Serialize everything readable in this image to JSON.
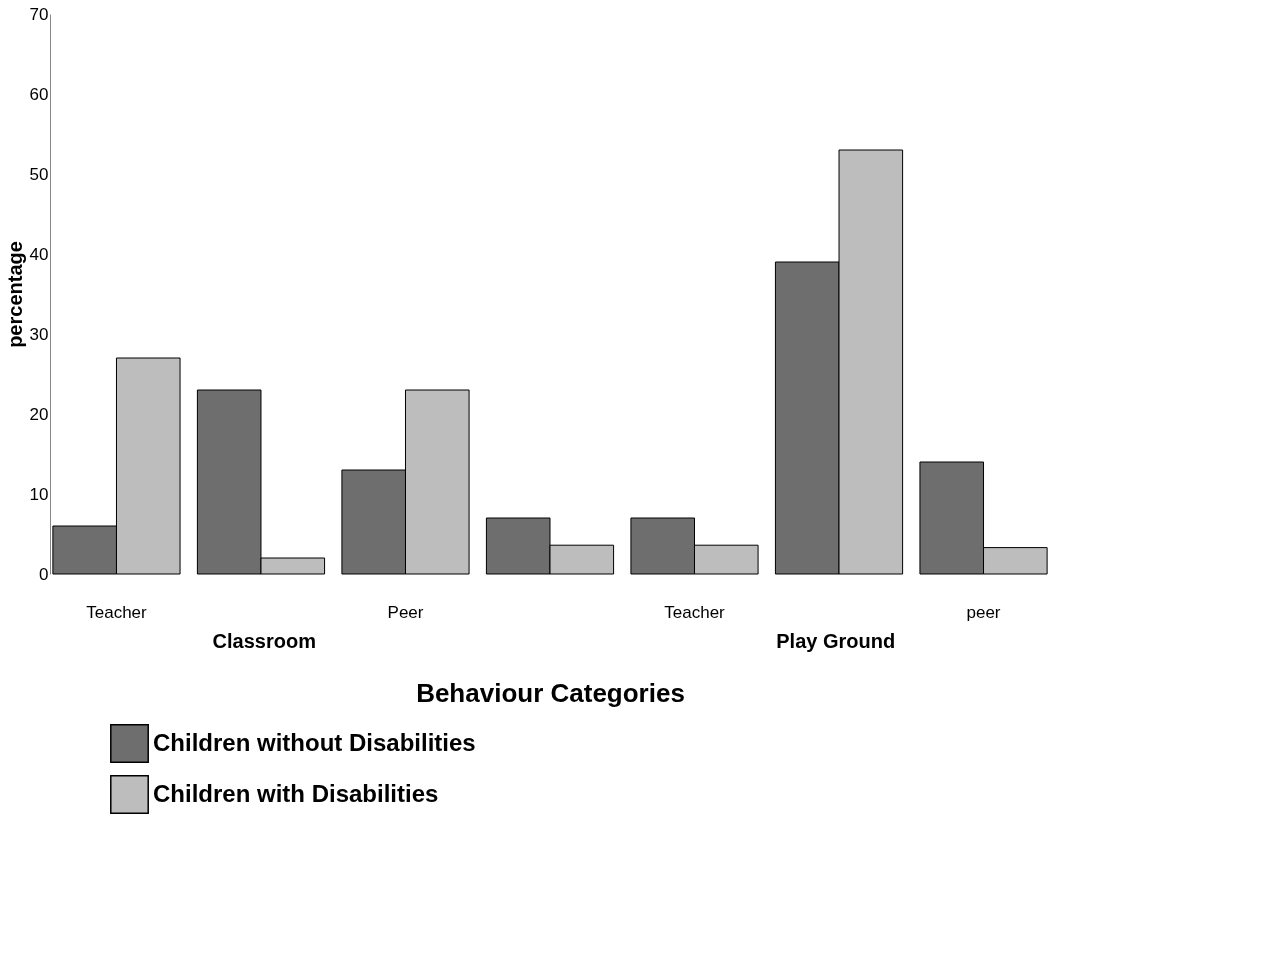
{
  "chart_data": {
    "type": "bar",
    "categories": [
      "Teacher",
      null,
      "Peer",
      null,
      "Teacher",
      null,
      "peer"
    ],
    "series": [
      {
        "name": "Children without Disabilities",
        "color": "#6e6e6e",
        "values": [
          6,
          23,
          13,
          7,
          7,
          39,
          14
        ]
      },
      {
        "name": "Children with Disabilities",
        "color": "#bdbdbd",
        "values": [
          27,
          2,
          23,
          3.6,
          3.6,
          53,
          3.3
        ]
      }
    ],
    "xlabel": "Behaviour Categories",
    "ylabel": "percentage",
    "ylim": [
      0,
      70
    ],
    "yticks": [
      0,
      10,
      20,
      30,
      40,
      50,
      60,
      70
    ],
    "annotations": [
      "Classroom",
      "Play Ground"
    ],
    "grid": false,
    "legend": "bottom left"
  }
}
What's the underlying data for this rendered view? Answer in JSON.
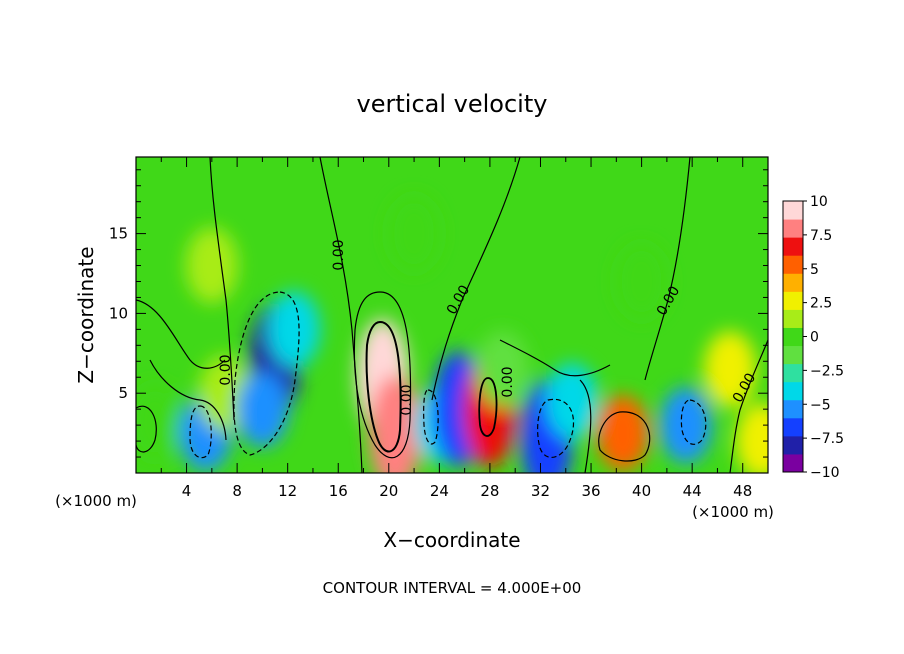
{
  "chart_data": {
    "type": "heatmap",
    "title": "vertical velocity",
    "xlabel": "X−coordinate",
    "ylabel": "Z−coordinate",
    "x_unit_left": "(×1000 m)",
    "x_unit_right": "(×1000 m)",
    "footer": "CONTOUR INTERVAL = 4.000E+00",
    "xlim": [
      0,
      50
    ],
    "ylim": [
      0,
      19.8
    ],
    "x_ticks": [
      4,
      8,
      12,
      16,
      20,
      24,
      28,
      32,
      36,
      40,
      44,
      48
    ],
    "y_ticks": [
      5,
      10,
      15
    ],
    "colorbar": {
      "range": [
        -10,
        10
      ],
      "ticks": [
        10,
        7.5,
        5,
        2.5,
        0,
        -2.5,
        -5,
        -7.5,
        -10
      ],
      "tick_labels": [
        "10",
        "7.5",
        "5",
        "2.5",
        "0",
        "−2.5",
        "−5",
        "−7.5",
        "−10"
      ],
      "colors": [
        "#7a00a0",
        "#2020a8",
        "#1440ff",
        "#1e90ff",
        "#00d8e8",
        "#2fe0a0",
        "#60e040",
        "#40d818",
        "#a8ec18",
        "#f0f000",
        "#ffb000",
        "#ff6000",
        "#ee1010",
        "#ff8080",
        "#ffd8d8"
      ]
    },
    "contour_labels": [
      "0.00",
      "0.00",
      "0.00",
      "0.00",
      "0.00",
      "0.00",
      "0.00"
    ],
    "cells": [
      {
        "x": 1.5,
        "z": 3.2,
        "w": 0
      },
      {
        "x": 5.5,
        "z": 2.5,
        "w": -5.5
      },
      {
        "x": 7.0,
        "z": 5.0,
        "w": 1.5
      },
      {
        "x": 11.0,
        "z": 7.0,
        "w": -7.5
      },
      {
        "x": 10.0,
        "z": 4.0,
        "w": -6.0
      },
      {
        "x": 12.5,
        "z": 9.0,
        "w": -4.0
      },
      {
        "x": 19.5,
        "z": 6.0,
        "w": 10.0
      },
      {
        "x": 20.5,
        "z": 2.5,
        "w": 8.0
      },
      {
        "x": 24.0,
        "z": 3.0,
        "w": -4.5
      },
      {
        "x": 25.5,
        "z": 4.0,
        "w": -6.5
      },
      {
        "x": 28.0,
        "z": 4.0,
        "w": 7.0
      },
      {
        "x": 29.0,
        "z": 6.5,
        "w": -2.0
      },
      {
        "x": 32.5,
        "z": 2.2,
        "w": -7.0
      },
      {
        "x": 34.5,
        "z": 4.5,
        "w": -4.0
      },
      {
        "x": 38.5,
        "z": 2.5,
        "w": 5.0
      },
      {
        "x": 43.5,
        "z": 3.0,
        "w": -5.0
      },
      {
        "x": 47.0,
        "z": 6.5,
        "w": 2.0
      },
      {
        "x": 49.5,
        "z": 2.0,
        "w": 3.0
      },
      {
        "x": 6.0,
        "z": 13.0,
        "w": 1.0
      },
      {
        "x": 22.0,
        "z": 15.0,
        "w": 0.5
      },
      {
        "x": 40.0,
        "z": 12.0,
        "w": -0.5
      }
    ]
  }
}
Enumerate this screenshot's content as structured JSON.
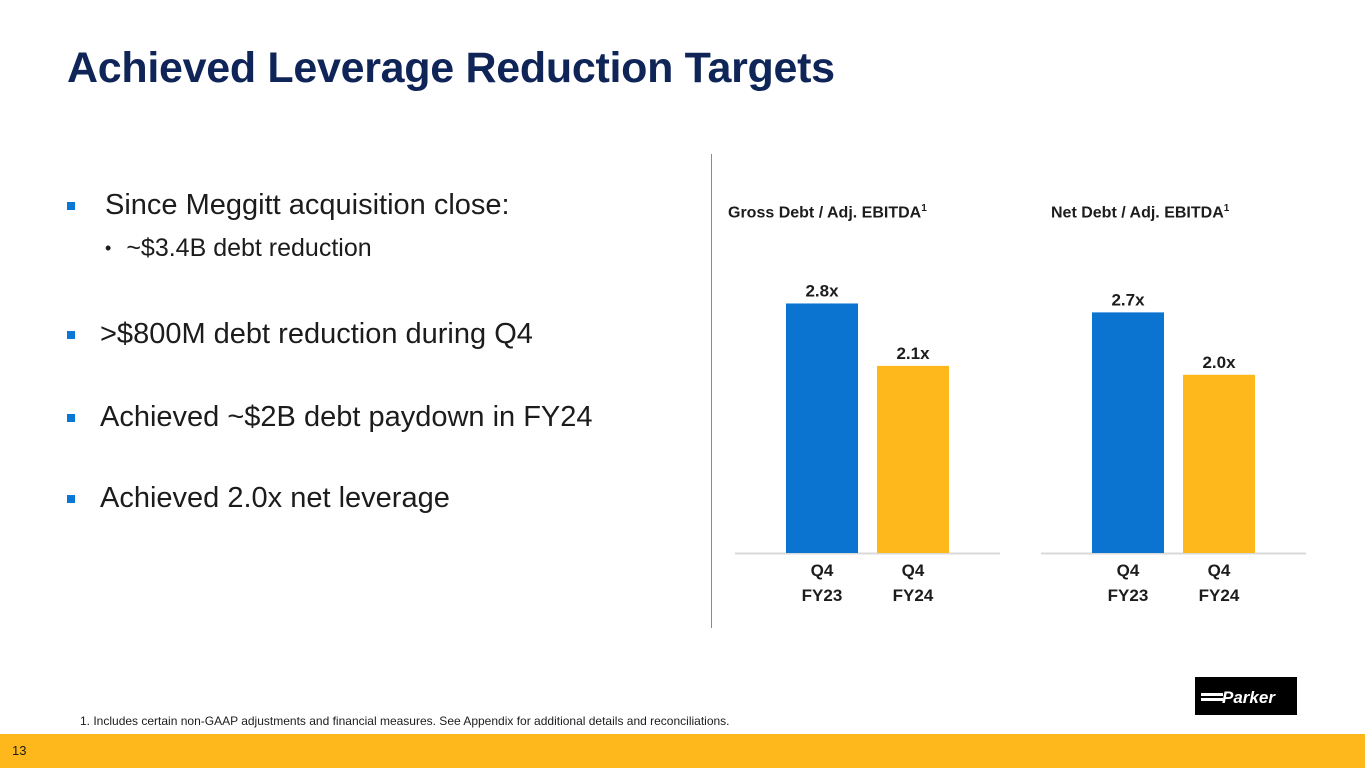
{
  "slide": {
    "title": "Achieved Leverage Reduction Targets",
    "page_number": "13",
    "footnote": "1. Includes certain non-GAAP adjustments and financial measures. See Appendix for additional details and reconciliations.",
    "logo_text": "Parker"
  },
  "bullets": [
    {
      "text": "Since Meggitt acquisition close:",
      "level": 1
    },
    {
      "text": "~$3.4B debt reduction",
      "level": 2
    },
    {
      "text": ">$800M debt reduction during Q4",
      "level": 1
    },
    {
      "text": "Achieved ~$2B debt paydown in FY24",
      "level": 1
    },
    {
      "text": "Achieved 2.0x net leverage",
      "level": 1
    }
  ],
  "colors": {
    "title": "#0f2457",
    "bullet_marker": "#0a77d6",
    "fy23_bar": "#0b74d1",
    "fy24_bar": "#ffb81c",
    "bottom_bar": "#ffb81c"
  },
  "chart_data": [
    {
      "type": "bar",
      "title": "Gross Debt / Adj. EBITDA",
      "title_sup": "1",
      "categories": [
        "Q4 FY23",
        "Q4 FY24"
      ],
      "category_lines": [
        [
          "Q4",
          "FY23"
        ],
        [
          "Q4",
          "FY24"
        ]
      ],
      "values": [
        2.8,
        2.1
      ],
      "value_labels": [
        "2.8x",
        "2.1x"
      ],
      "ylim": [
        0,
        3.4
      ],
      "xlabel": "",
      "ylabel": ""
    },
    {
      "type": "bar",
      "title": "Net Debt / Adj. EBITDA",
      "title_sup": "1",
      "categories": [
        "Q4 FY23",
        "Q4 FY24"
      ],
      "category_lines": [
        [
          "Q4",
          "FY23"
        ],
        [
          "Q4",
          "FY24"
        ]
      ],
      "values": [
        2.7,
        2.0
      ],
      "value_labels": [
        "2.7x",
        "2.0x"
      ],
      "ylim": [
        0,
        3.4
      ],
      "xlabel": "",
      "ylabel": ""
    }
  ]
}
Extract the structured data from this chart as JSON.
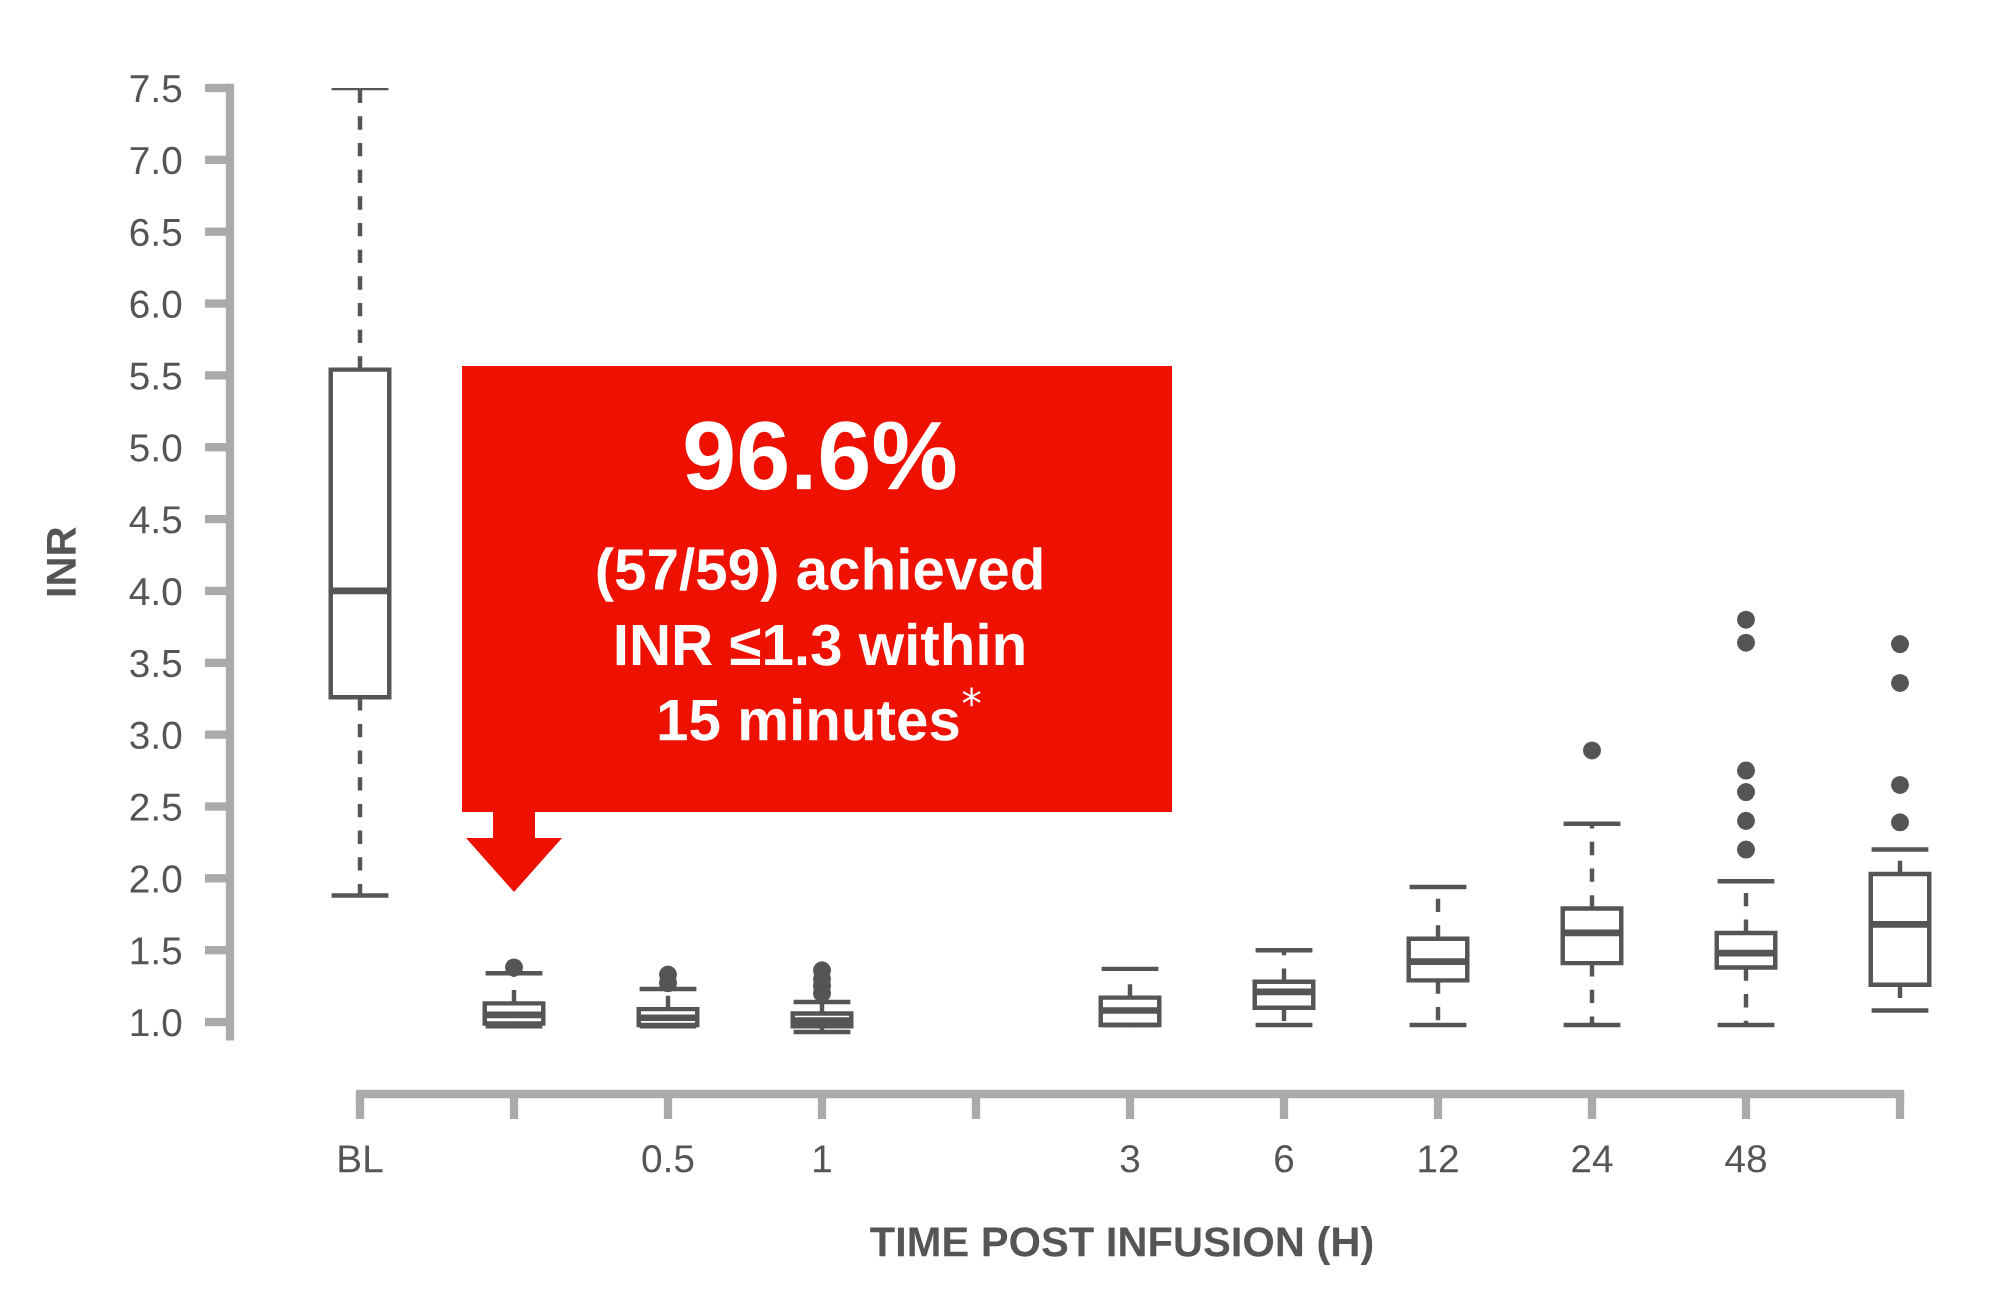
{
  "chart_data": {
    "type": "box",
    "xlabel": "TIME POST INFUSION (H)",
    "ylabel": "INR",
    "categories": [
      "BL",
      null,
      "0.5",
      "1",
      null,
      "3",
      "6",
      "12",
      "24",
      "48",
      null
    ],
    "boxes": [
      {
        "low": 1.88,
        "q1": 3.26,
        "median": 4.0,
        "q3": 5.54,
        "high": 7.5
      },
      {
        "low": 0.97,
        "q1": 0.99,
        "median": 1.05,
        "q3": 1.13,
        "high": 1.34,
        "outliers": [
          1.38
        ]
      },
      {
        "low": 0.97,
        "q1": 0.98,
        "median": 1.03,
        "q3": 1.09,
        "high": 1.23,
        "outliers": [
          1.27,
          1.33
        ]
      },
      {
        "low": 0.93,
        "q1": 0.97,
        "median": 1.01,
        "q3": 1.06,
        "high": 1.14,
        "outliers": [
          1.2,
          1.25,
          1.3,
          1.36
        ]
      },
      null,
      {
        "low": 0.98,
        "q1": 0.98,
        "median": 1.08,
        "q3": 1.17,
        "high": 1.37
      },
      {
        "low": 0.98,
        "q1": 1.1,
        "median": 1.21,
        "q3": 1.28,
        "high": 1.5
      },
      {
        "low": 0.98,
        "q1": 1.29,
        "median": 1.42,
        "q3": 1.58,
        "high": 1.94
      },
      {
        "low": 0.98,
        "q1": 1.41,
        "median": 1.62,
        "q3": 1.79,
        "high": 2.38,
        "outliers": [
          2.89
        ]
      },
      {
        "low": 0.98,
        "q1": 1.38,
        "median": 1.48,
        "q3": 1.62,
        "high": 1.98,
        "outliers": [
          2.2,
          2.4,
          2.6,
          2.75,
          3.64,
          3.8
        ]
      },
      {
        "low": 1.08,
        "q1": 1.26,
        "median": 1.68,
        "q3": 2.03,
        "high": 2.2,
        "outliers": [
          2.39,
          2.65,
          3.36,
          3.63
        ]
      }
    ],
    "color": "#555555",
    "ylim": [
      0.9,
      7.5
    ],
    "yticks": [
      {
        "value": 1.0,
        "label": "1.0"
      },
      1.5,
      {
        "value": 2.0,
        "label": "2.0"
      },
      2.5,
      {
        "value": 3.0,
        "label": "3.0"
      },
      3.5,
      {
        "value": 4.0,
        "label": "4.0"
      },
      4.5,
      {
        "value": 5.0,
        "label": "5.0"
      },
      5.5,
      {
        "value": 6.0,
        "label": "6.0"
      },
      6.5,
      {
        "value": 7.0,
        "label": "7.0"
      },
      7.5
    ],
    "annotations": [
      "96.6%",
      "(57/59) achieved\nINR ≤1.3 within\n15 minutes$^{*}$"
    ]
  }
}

- - - - - - -

**WORK TO COMPLETE**
Search the entries for the word "xlabel" and pick out every line that holds it.

**SOLUTION FOR THIS PROBLEM**
    "xlabel": "Behaviour Categories",
    "xlabel": "X−coordinate",
      "xlabel": "",
      "xlabel": "",
    "xlabel": "TIME POST INFUSION (H)",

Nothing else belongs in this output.